┏━━

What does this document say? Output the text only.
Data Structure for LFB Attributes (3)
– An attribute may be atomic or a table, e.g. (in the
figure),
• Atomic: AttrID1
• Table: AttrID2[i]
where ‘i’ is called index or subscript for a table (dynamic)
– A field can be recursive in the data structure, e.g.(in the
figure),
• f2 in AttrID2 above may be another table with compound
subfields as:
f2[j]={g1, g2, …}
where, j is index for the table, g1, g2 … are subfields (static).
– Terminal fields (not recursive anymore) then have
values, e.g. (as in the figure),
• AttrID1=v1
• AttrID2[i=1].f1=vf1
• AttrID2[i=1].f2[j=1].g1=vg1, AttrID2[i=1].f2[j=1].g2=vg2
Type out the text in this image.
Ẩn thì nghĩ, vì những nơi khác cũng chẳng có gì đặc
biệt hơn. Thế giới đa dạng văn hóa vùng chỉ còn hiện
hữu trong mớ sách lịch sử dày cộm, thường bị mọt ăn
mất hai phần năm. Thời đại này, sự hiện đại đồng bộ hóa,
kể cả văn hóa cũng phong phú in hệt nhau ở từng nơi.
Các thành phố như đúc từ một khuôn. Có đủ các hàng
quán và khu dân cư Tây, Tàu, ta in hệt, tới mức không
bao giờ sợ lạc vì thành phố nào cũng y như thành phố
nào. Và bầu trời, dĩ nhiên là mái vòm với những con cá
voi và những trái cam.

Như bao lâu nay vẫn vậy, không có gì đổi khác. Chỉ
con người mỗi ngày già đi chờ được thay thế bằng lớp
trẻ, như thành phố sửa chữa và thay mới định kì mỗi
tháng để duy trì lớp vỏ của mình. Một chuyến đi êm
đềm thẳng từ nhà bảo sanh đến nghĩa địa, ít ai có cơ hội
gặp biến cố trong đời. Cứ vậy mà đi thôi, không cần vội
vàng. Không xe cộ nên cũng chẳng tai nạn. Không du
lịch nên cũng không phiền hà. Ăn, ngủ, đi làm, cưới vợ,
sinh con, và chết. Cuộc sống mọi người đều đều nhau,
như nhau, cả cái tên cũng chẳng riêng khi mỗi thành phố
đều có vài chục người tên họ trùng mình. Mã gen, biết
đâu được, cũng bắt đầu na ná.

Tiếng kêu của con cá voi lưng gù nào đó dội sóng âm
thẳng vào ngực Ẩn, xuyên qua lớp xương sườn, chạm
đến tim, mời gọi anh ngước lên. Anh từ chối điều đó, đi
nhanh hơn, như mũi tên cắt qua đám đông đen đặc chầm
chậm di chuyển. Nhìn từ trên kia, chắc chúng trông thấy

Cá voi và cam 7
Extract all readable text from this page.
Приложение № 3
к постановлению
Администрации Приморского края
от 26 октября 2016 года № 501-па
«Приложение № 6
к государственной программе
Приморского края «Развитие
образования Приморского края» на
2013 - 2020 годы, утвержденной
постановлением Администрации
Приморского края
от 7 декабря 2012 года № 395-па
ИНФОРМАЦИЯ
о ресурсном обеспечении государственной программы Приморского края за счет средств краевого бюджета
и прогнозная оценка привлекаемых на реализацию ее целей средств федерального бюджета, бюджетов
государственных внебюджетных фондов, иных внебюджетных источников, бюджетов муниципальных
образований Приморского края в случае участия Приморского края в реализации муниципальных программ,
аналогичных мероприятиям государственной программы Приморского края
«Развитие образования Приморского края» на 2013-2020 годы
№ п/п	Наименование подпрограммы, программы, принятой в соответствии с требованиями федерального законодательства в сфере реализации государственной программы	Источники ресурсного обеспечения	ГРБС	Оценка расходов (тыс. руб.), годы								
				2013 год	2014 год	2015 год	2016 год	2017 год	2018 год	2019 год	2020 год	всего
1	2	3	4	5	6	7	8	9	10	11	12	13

┗━━

Exercise goal =
Every entry above needs to be quoted exactly.

Response =
What does this document say? Output the text only.
Data Structure for LFB Attributes (3)
– An attribute may be atomic or a table, e.g. (in the
figure),
• Atomic: AttrID1
• Table: AttrID2[i]
where ‘i’ is called index or subscript for a table (dynamic)
– A field can be recursive in the data structure, e.g.(in the
figure),
• f2 in AttrID2 above may be another table with compound
subfields as:
f2[j]={g1, g2, …}
where, j is index for the table, g1, g2 … are subfields (static).
– Terminal fields (not recursive anymore) then have
values, e.g. (as in the figure),
• AttrID1=v1
• AttrID2[i=1].f1=vf1
• AttrID2[i=1].f2[j=1].g1=vg1, AttrID2[i=1].f2[j=1].g2=vg2
Type out the text in this image.
Ẩn thì nghĩ, vì những nơi khác cũng chẳng có gì đặc
biệt hơn. Thế giới đa dạng văn hóa vùng chỉ còn hiện
hữu trong mớ sách lịch sử dày cộm, thường bị mọt ăn
mất hai phần năm. Thời đại này, sự hiện đại đồng bộ hóa,
kể cả văn hóa cũng phong phú in hệt nhau ở từng nơi.
Các thành phố như đúc từ một khuôn. Có đủ các hàng
quán và khu dân cư Tây, Tàu, ta in hệt, tới mức không
bao giờ sợ lạc vì thành phố nào cũng y như thành phố
nào. Và bầu trời, dĩ nhiên là mái vòm với những con cá
voi và những trái cam.

Như bao lâu nay vẫn vậy, không có gì đổi khác. Chỉ
con người mỗi ngày già đi chờ được thay thế bằng lớp
trẻ, như thành phố sửa chữa và thay mới định kì mỗi
tháng để duy trì lớp vỏ của mình. Một chuyến đi êm
đềm thẳng từ nhà bảo sanh đến nghĩa địa, ít ai có cơ hội
gặp biến cố trong đời. Cứ vậy mà đi thôi, không cần vội
vàng. Không xe cộ nên cũng chẳng tai nạn. Không du
lịch nên cũng không phiền hà. Ăn, ngủ, đi làm, cưới vợ,
sinh con, và chết. Cuộc sống mọi người đều đều nhau,
như nhau, cả cái tên cũng chẳng riêng khi mỗi thành phố
đều có vài chục người tên họ trùng mình. Mã gen, biết
đâu được, cũng bắt đầu na ná.

Tiếng kêu của con cá voi lưng gù nào đó dội sóng âm
thẳng vào ngực Ẩn, xuyên qua lớp xương sườn, chạm
đến tim, mời gọi anh ngước lên. Anh từ chối điều đó, đi
nhanh hơn, như mũi tên cắt qua đám đông đen đặc chầm
chậm di chuyển. Nhìn từ trên kia, chắc chúng trông thấy

Cá voi và cam 7
Extract all readable text from this page.
Приложение № 3
к постановлению
Администрации Приморского края
от 26 октября 2016 года № 501-па
«Приложение № 6
к государственной программе
Приморского края «Развитие
образования Приморского края» на
2013 - 2020 годы, утвержденной
постановлением Администрации
Приморского края
от 7 декабря 2012 года № 395-па
ИНФОРМАЦИЯ
о ресурсном обеспечении государственной программы Приморского края за счет средств краевого бюджета
и прогнозная оценка привлекаемых на реализацию ее целей средств федерального бюджета, бюджетов
государственных внебюджетных фондов, иных внебюджетных источников, бюджетов муниципальных
образований Приморского края в случае участия Приморского края в реализации муниципальных программ,
аналогичных мероприятиям государственной программы Приморского края
«Развитие образования Приморского края» на 2013-2020 годы
№ п/п	Наименование подпрограммы, программы, принятой в соответствии с требованиями федерального законодательства в сфере реализации государственной программы	Источники ресурсного обеспечения	ГРБС	Оценка расходов (тыс. руб.), годы								
				2013 год	2014 год	2015 год	2016 год	2017 год	2018 год	2019 год	2020 год	всего
1	2	3	4	5	6	7	8	9	10	11	12	13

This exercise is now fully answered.